> [WHAT YOU NEED TO DO] Return the lines below that carry the word "JSON".

> [MATERIALS PROVIDED]
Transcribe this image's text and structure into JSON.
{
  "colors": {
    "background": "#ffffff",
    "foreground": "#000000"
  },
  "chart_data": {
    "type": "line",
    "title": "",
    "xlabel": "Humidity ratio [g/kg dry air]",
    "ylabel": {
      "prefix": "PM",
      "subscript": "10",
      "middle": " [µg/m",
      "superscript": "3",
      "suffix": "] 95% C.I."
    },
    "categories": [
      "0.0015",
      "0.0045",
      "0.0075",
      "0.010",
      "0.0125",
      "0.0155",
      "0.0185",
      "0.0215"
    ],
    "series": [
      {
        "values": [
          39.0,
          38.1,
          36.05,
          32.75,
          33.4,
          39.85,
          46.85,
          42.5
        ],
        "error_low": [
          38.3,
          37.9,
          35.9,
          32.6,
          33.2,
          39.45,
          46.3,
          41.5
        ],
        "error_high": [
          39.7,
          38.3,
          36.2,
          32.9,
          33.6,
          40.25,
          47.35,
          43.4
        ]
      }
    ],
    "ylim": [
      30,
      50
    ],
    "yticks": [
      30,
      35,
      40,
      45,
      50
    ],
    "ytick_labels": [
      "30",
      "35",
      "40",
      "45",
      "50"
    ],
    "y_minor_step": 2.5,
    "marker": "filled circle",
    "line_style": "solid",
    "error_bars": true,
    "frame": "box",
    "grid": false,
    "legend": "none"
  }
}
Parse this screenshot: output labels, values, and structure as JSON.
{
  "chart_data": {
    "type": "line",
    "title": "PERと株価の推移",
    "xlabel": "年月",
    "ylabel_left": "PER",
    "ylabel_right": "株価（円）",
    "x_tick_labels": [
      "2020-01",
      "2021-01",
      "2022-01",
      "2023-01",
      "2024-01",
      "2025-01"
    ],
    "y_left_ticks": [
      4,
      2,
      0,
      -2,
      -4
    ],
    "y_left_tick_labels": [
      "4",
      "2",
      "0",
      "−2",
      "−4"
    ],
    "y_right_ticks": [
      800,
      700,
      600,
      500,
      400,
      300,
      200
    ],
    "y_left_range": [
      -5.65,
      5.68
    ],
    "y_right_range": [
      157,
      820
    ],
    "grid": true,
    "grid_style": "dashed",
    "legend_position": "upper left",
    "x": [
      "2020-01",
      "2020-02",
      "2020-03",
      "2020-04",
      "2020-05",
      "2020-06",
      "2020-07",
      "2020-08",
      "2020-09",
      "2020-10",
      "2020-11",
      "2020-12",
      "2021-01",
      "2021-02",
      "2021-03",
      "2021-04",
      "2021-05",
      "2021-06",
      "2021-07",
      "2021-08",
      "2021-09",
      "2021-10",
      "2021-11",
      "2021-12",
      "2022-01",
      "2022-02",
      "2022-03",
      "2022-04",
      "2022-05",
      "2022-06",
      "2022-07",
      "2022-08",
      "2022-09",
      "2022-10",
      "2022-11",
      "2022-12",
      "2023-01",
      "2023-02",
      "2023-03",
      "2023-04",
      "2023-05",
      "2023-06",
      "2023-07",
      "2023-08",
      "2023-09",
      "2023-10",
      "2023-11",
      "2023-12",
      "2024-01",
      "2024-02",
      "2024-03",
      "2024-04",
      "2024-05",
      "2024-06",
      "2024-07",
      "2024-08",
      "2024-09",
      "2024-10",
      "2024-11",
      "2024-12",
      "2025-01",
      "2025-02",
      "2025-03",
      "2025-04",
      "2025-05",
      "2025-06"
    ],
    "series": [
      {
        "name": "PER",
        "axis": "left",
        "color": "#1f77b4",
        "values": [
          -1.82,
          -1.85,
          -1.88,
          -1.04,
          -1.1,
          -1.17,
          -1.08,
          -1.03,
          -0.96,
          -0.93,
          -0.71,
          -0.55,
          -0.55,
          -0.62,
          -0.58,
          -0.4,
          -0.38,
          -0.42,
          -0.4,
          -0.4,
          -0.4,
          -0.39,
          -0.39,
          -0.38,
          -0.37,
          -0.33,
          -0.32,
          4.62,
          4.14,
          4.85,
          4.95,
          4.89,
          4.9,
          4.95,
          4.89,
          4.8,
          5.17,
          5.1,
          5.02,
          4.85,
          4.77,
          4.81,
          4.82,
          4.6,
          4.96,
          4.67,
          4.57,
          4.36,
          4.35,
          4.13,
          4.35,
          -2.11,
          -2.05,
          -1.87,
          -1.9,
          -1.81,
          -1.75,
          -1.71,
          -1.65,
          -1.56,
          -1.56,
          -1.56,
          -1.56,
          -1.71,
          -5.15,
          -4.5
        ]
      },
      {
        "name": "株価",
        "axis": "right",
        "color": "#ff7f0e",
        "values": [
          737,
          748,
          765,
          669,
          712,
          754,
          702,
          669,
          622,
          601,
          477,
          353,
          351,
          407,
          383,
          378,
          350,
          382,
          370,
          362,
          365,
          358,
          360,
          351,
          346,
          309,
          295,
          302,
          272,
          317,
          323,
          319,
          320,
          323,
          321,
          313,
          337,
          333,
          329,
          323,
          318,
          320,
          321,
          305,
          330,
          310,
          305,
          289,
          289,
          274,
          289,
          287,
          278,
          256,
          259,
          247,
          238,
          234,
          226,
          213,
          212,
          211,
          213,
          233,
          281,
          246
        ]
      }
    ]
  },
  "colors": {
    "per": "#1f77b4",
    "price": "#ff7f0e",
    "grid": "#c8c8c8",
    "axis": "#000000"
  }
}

> [TASK RESULT]
Transcribe this image's text and structure into JSON.
Parse this screenshot: output labels, values, and structure as JSON.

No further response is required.